SUPPLIED RECORDS:
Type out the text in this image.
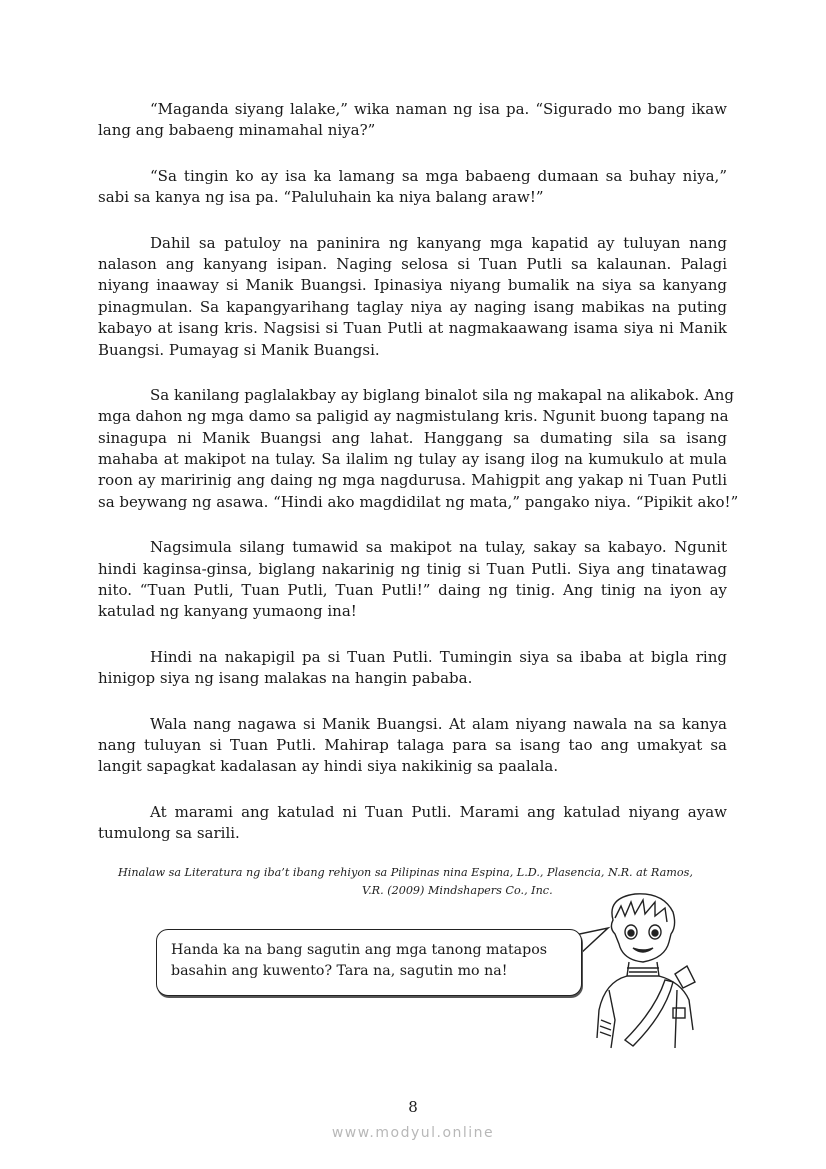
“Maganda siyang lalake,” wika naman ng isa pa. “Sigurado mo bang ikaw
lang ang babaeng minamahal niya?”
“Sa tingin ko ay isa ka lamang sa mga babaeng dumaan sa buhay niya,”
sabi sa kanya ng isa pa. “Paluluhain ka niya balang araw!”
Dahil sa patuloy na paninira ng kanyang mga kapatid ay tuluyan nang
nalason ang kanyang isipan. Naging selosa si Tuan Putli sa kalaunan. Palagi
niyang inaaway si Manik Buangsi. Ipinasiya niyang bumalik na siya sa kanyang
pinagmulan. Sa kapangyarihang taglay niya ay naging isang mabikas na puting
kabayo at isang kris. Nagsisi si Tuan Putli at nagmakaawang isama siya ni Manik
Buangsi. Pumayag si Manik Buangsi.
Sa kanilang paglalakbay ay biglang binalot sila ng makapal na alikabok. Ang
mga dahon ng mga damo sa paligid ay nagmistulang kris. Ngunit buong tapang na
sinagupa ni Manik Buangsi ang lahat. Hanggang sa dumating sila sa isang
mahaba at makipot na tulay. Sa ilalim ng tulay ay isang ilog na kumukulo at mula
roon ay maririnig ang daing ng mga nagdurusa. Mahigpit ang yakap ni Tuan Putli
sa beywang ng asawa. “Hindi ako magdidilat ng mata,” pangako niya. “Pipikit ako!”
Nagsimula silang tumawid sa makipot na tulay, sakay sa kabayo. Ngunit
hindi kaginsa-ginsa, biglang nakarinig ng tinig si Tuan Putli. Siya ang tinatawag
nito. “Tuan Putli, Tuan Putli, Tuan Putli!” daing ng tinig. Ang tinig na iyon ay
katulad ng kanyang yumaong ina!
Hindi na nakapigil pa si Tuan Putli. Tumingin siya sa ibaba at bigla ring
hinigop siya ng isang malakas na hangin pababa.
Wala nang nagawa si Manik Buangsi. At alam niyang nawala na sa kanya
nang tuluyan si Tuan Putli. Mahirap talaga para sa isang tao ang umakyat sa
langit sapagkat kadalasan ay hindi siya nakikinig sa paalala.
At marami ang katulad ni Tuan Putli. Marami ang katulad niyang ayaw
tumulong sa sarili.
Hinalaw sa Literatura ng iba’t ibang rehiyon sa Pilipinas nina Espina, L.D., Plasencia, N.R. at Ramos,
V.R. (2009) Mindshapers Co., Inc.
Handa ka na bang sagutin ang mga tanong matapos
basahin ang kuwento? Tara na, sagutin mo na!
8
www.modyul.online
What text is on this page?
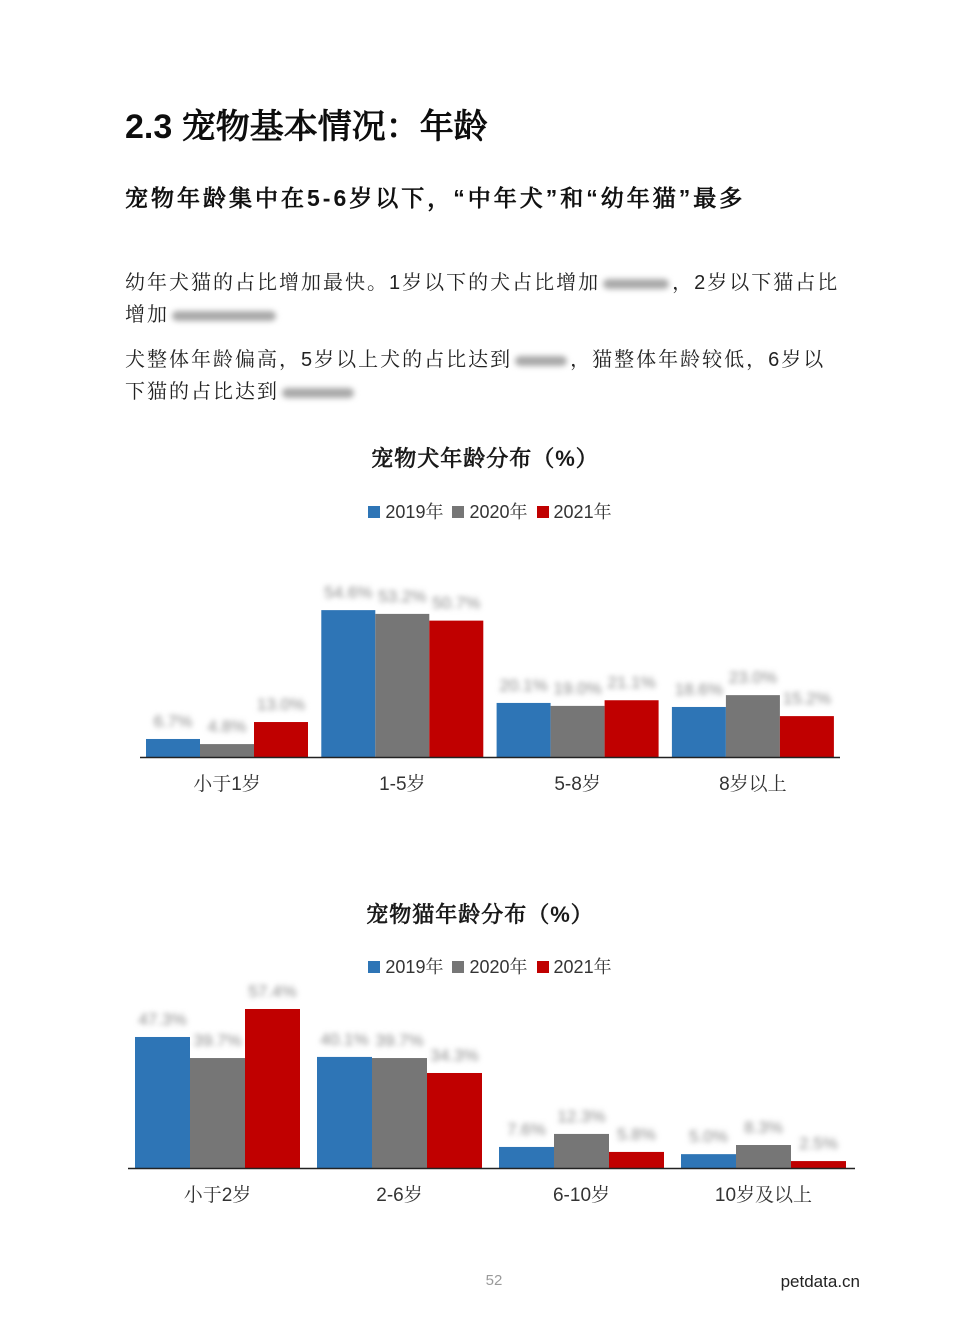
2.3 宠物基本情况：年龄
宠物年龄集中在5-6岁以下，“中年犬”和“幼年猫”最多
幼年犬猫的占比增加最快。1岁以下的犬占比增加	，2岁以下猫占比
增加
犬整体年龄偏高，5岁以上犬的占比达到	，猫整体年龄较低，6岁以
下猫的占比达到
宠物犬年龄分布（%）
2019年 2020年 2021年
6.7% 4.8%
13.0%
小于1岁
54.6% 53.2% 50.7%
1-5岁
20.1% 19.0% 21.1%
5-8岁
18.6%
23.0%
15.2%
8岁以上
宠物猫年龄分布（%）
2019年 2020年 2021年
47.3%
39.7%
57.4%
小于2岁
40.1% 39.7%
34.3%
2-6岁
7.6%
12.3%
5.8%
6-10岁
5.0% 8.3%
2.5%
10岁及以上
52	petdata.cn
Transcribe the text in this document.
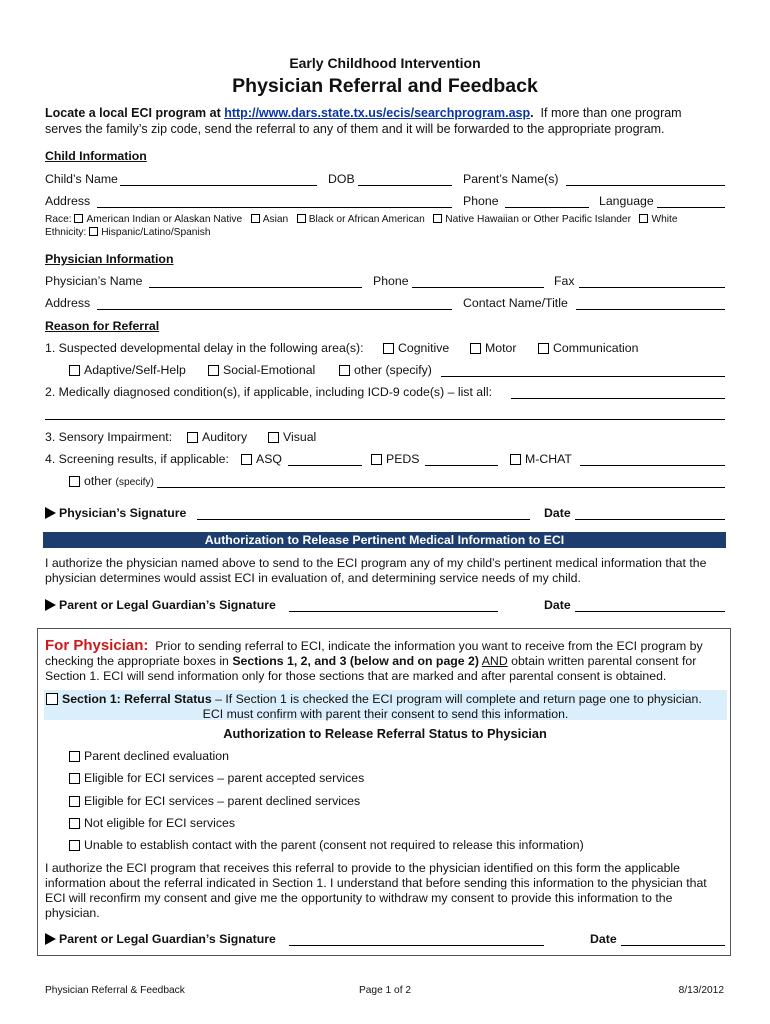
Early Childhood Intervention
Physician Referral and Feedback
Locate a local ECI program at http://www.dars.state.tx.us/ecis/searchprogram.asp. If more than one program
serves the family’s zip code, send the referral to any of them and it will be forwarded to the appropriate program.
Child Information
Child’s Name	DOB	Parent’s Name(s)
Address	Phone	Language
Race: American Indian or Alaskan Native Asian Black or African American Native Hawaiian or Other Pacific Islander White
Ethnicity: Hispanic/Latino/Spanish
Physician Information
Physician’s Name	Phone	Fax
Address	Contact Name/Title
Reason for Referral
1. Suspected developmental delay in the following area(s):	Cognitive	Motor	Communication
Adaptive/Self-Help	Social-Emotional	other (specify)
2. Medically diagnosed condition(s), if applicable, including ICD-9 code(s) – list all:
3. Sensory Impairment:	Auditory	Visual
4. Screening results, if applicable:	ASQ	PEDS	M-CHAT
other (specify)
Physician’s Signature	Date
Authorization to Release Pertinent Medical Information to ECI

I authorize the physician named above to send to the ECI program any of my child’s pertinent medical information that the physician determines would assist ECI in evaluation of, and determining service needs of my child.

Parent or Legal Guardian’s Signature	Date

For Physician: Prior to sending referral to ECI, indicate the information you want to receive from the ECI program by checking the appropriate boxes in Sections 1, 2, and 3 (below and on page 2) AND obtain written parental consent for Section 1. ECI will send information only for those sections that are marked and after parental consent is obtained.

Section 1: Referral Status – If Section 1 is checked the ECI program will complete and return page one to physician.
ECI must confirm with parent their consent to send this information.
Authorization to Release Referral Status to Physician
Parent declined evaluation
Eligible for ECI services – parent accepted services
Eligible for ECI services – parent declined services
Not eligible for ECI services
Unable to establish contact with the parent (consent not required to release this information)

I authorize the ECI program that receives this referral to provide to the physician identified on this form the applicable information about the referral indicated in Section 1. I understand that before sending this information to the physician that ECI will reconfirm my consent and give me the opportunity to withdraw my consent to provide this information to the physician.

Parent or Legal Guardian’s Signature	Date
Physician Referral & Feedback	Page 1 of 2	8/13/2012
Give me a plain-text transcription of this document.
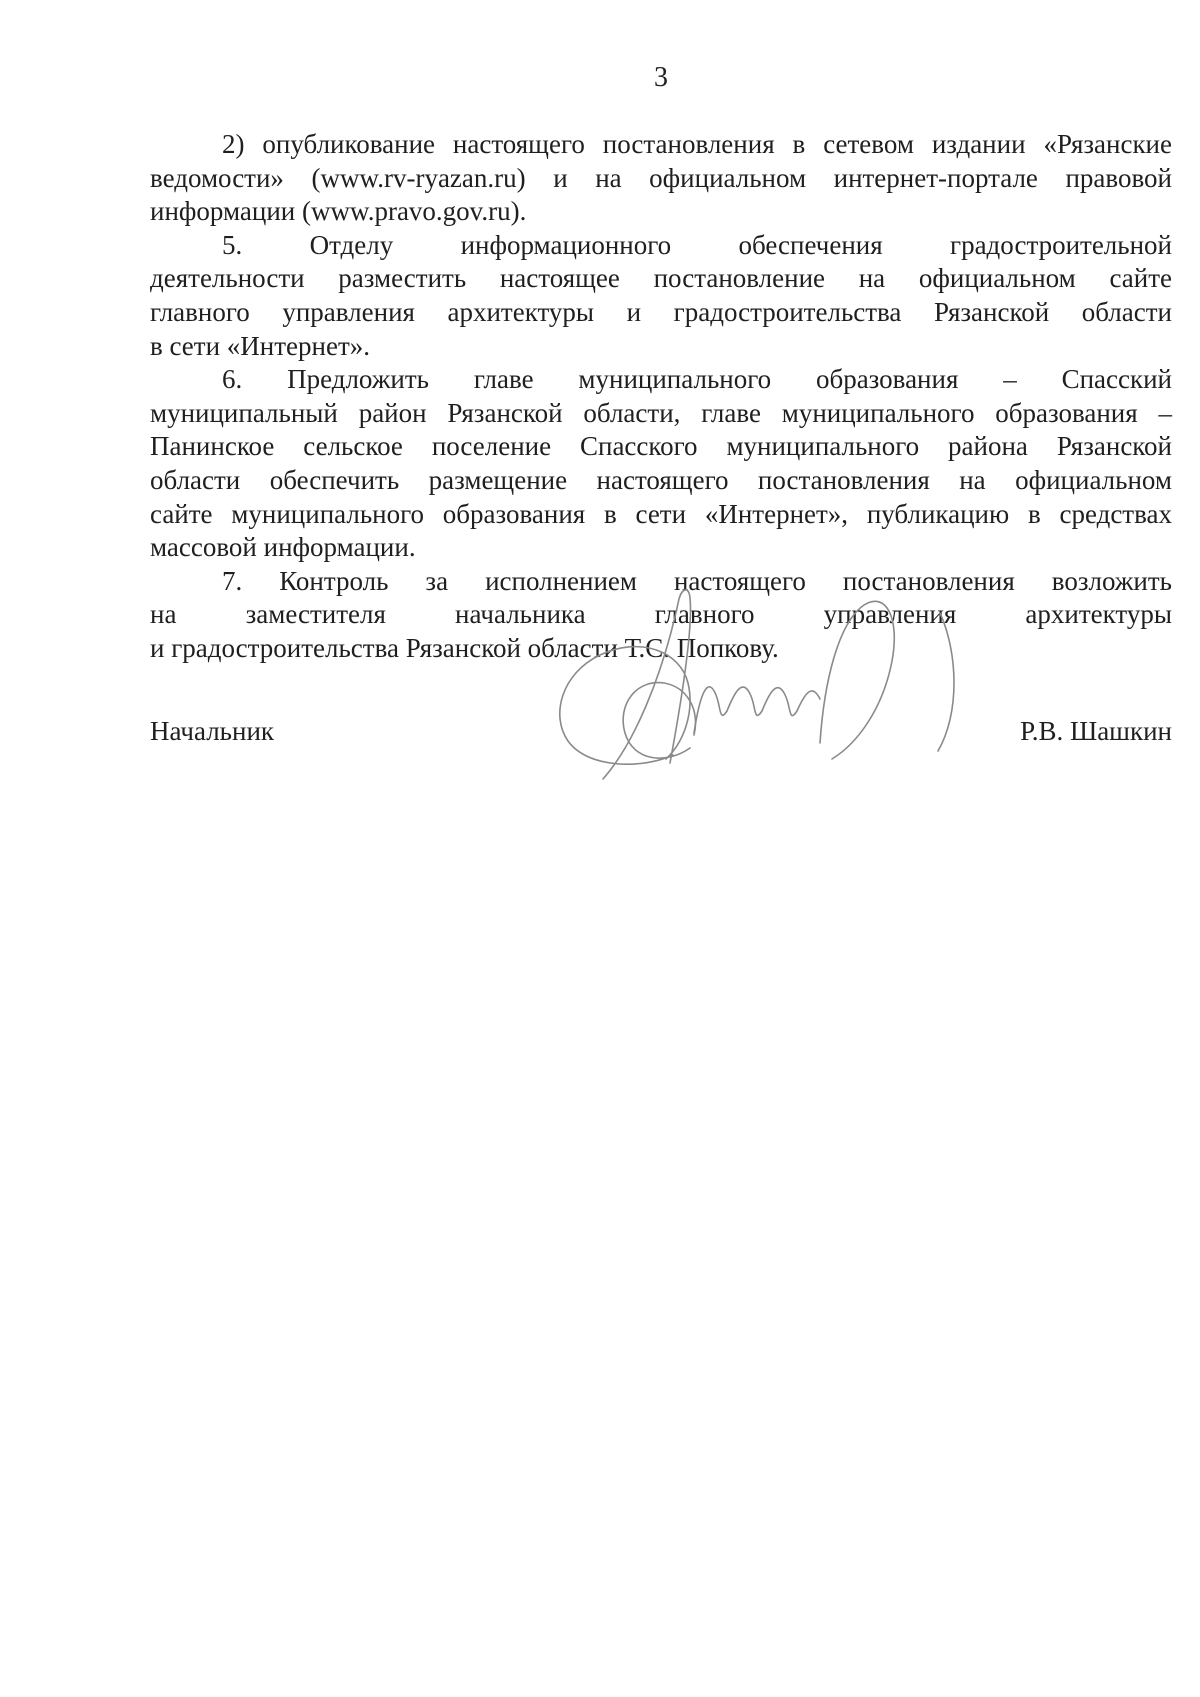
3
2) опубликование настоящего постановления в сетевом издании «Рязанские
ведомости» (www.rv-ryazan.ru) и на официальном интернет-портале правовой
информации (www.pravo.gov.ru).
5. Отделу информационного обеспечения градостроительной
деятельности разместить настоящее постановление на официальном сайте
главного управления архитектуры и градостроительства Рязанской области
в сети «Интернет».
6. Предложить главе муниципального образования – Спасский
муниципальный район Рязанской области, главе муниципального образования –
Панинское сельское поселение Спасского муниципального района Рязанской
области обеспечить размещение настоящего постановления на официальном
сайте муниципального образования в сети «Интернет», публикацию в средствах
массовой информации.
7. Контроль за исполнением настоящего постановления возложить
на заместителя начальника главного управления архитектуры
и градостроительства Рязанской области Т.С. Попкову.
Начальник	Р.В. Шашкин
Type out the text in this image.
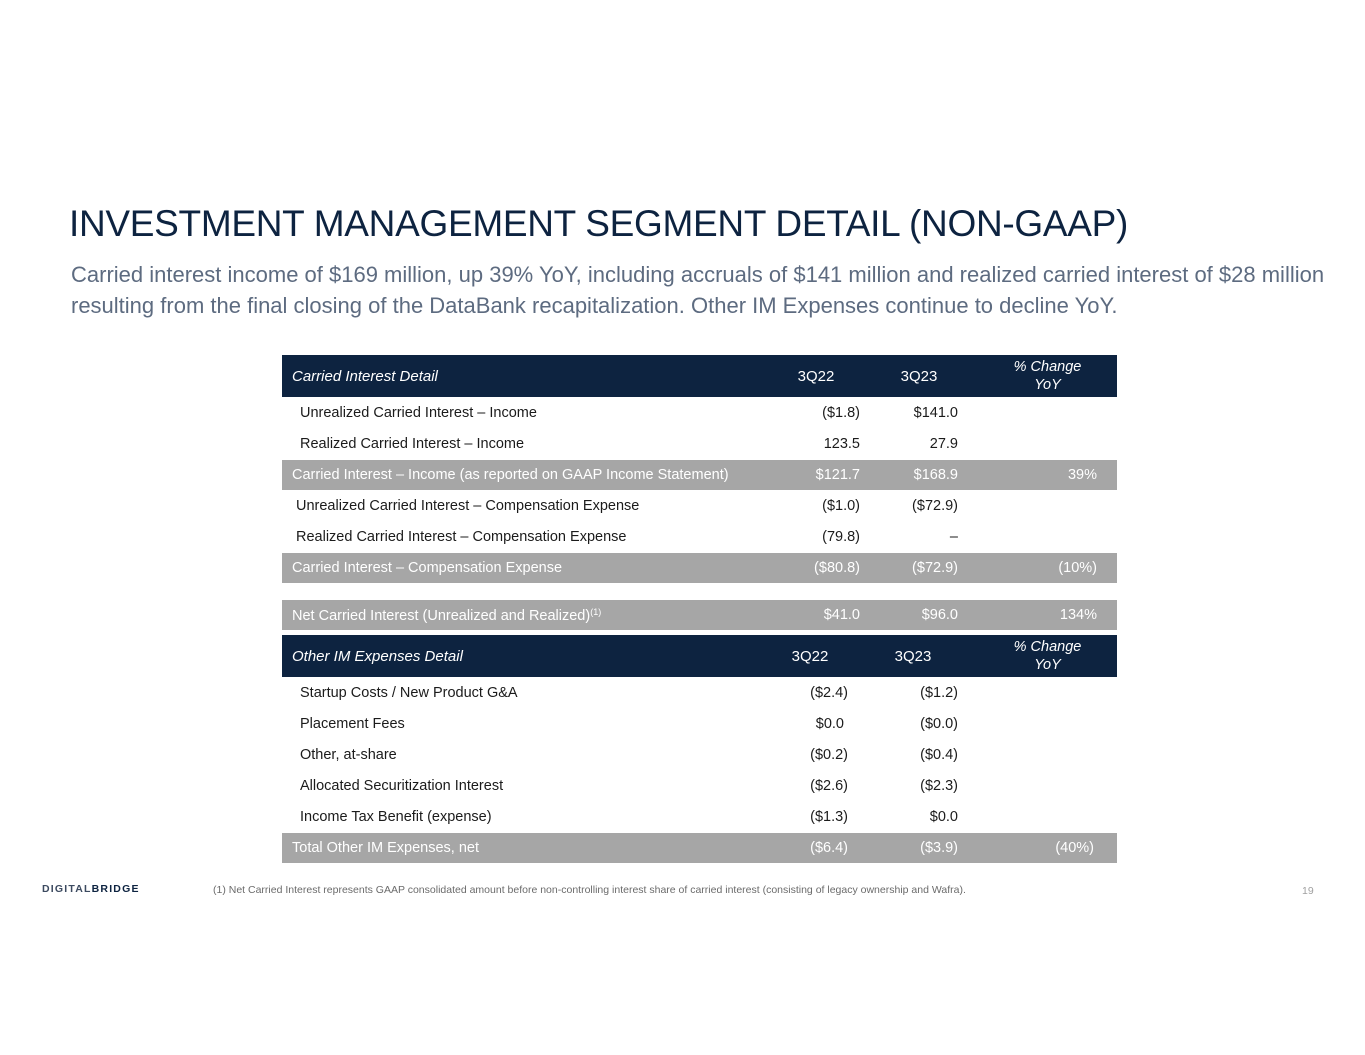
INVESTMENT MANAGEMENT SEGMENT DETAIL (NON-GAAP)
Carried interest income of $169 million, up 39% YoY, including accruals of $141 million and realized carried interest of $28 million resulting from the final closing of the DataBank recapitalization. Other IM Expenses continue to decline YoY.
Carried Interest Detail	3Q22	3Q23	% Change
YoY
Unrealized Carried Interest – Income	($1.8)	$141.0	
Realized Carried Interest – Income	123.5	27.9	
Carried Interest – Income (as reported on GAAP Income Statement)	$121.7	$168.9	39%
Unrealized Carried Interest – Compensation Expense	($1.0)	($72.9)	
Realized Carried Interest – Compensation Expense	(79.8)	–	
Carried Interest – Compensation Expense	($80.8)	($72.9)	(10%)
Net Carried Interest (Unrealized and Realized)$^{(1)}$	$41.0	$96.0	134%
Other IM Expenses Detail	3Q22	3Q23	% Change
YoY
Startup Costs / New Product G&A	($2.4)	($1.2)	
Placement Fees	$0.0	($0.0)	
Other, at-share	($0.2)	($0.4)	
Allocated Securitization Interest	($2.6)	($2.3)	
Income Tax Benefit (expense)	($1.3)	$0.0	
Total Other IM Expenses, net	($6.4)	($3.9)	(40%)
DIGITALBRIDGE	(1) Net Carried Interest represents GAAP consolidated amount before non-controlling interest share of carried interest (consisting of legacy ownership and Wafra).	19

PROMPT: For the records above, state how many lines include the string "Ngunit", giving the number and nothing else.

PROBLEM SOLUTION: 2